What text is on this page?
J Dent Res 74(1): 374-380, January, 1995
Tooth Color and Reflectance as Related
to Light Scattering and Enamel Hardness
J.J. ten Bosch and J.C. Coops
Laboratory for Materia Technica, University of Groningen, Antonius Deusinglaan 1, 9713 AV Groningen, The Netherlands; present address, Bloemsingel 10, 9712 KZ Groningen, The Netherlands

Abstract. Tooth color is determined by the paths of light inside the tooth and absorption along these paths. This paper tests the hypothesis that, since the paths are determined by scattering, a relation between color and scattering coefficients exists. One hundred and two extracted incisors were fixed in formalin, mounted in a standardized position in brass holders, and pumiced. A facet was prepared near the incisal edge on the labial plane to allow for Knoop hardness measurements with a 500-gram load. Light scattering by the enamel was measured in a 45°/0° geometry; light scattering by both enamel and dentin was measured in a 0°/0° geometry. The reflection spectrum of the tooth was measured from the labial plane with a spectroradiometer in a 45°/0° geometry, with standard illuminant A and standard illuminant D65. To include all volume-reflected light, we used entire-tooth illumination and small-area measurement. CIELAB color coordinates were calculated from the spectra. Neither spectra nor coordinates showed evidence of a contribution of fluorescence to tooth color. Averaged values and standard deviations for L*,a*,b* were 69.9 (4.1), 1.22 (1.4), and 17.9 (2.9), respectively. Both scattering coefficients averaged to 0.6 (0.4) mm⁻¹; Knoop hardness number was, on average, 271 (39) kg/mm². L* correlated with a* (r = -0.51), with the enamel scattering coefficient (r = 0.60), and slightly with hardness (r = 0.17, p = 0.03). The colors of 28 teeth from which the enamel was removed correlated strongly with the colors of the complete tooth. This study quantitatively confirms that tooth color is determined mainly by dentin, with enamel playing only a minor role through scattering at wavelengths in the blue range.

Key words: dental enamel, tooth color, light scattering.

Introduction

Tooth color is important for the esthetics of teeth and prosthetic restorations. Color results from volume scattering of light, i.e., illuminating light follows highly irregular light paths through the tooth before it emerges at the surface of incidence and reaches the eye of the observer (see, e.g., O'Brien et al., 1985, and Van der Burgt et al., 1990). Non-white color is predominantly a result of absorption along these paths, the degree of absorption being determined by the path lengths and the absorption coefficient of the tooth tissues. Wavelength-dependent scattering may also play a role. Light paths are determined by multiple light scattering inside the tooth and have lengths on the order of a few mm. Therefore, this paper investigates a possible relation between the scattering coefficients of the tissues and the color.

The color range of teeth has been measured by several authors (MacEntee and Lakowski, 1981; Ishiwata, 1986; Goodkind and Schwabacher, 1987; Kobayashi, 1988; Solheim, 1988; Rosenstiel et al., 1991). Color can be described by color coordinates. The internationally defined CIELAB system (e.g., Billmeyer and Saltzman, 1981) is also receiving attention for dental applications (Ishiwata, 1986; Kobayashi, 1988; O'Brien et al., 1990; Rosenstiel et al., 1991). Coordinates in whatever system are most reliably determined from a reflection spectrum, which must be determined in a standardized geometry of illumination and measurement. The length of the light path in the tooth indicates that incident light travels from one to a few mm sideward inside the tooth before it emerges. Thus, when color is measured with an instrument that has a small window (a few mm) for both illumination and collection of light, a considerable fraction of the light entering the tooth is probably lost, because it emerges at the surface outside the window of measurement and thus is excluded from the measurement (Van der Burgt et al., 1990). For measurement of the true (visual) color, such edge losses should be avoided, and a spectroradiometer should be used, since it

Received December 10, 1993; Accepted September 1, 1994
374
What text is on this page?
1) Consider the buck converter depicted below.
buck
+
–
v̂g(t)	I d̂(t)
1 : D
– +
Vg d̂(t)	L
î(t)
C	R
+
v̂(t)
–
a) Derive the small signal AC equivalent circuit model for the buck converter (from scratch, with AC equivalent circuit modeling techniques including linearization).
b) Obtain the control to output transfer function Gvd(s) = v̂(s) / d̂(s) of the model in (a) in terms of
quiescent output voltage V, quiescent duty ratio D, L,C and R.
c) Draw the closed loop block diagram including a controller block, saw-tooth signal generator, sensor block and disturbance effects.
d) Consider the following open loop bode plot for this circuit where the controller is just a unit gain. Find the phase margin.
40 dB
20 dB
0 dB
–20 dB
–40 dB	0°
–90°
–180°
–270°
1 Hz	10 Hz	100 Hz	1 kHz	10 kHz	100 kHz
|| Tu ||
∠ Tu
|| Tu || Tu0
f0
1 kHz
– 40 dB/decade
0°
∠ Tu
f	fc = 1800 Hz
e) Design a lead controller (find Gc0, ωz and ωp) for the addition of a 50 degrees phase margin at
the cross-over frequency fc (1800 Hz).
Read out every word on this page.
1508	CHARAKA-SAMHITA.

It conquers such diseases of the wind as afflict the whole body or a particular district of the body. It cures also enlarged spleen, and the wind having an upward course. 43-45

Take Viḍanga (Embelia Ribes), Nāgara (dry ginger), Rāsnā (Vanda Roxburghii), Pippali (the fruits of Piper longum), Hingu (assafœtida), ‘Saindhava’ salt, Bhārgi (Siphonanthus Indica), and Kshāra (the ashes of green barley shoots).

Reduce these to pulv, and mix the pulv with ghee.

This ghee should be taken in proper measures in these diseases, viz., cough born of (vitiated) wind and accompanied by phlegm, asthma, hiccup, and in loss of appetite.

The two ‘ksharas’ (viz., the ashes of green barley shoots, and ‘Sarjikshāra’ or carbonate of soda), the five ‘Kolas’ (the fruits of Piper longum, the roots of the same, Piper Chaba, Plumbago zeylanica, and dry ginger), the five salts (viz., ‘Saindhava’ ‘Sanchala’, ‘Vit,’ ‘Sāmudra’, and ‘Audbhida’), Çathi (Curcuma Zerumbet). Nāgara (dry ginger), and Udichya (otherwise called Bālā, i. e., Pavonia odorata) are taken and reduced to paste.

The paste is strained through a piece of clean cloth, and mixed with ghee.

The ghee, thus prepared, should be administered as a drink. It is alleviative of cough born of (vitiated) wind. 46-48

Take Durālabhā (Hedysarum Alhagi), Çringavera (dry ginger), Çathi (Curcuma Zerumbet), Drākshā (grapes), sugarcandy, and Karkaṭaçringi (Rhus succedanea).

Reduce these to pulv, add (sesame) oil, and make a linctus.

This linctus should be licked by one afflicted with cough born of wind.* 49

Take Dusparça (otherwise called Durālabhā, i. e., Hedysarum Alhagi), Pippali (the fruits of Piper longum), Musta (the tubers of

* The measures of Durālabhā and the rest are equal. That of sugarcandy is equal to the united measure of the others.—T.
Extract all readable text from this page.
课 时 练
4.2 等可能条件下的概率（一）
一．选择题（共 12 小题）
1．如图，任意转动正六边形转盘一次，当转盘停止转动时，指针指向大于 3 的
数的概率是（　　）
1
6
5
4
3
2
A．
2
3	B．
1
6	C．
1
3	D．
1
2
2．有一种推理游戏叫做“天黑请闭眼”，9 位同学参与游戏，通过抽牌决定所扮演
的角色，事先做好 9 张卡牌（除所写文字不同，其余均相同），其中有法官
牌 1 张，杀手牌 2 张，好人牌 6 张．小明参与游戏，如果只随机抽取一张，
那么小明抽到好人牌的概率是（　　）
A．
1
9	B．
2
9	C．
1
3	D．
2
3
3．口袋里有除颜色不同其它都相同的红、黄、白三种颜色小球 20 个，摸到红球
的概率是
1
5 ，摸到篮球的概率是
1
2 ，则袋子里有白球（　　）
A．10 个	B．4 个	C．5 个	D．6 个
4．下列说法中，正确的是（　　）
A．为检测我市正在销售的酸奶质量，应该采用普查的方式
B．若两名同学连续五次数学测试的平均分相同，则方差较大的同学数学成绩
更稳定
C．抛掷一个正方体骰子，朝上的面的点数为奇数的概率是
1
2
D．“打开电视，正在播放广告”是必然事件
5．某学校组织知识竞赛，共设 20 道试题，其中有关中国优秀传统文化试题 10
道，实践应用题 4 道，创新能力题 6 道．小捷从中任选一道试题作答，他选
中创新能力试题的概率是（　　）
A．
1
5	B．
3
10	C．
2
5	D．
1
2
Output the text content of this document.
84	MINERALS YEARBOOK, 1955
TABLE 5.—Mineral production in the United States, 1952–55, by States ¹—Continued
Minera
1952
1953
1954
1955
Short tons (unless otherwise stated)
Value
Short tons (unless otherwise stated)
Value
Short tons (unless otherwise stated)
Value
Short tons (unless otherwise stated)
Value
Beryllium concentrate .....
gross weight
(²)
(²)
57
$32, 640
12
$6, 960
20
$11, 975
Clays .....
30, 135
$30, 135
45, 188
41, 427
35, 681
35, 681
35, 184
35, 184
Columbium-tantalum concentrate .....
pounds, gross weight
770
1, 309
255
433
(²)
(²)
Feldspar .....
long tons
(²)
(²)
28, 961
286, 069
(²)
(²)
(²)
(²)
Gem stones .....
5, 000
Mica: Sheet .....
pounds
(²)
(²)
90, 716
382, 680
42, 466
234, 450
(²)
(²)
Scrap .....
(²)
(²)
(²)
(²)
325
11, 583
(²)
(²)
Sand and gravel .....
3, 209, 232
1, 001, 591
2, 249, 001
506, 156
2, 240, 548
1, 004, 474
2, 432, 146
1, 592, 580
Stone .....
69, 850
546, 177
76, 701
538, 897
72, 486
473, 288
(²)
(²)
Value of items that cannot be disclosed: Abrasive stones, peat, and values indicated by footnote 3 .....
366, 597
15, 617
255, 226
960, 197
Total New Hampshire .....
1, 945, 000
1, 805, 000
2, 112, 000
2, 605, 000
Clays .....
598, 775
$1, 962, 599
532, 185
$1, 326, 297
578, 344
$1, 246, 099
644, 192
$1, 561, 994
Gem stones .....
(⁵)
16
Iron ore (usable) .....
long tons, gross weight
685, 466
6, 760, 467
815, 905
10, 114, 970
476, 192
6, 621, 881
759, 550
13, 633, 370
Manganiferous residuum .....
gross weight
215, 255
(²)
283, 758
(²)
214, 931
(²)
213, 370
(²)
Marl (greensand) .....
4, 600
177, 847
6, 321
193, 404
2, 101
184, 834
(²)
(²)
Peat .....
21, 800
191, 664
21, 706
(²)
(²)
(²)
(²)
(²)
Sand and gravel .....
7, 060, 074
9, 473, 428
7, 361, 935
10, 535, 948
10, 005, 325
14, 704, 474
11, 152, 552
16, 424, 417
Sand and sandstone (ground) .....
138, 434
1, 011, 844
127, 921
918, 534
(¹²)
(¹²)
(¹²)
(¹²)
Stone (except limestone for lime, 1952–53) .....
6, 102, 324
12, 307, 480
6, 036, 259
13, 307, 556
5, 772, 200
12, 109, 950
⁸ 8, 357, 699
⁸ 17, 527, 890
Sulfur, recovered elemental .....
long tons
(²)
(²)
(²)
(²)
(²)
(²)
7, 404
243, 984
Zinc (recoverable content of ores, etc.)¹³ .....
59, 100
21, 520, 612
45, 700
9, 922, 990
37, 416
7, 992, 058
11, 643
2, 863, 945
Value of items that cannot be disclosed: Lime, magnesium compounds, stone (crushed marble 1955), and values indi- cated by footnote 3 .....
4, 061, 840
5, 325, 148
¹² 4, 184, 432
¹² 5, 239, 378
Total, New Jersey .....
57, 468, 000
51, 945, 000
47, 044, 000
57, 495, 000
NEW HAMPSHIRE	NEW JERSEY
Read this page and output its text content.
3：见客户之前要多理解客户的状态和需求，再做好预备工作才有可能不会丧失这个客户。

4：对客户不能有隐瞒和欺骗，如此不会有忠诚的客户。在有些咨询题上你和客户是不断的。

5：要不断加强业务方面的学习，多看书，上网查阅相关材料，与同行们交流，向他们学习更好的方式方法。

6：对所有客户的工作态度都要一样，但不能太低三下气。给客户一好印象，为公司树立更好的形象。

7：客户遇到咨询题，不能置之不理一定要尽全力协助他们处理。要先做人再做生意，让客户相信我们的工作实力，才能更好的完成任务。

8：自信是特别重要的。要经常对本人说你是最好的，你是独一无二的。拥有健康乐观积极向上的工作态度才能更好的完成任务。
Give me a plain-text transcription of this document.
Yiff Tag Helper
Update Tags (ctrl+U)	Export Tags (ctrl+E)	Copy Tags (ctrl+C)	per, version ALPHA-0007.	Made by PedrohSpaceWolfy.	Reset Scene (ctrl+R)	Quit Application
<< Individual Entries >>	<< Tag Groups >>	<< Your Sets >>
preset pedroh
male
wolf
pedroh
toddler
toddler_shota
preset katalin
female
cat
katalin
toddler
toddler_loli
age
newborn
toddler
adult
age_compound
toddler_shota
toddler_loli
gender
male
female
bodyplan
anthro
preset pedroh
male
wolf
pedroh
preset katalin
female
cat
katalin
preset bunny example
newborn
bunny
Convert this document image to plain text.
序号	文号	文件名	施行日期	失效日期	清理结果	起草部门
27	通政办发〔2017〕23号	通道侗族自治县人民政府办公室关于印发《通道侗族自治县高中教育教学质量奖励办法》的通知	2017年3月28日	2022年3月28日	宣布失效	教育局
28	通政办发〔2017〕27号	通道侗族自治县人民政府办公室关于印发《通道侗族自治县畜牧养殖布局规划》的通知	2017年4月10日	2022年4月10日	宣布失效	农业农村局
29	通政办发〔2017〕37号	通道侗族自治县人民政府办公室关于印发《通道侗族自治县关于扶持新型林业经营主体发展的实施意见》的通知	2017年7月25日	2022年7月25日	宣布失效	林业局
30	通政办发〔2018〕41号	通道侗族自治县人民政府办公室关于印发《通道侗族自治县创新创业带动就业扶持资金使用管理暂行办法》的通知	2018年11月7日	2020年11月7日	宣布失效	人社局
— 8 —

----

Required work: Extract all lines from the material above that include the word "signal".

Finished task:
a) Derive the small signal AC equivalent circuit model for the buck converter (from scratch, with AC equivalent circuit modeling techniques including linearization).
c) Draw the closed loop block diagram including a controller block, saw-tooth signal generator, sensor block and disturbance effects.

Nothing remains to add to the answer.